[Description of the task] List every line of the data below that contains the string "vreme". Uppercase and lowercase letters must match.

[Records for processing]
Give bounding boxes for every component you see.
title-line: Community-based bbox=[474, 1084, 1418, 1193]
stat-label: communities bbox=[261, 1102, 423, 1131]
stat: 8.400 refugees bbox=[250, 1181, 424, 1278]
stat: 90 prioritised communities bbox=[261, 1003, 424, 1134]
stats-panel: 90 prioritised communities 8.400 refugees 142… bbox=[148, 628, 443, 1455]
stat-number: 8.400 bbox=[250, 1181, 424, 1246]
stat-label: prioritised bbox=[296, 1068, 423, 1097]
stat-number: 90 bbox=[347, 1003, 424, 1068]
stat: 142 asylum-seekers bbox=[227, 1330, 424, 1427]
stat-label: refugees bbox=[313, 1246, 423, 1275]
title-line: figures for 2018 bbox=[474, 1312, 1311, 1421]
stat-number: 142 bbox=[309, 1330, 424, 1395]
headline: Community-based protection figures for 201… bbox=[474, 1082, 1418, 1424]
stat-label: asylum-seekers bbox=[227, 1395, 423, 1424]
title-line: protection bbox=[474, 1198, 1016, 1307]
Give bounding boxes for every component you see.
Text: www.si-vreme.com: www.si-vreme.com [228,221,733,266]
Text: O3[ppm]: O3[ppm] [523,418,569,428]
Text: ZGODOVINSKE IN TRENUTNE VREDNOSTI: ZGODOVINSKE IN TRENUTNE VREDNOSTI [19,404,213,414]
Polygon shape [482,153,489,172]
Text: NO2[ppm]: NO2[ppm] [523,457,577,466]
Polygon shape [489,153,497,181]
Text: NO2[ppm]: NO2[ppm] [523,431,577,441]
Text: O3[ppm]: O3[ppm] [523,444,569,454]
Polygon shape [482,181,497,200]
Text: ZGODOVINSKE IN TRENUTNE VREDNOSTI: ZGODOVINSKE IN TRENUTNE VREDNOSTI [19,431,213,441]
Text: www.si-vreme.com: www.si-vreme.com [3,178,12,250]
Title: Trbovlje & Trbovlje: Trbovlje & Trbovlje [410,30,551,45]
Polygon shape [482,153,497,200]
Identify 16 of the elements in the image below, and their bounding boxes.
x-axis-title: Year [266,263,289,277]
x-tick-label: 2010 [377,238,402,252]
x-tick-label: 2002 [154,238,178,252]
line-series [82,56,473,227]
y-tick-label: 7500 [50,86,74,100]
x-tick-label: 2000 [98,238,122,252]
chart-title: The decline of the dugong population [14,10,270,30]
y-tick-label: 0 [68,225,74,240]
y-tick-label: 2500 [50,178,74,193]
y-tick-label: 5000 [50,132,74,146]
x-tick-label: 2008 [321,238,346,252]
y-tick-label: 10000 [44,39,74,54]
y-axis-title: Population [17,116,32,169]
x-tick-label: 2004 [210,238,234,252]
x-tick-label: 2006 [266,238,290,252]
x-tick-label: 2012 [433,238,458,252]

[Solution]
Text: www.si-vreme.com: www.si-vreme.com [228,221,733,266]
Text: www.si-vreme.com: www.si-vreme.com [3,178,12,250]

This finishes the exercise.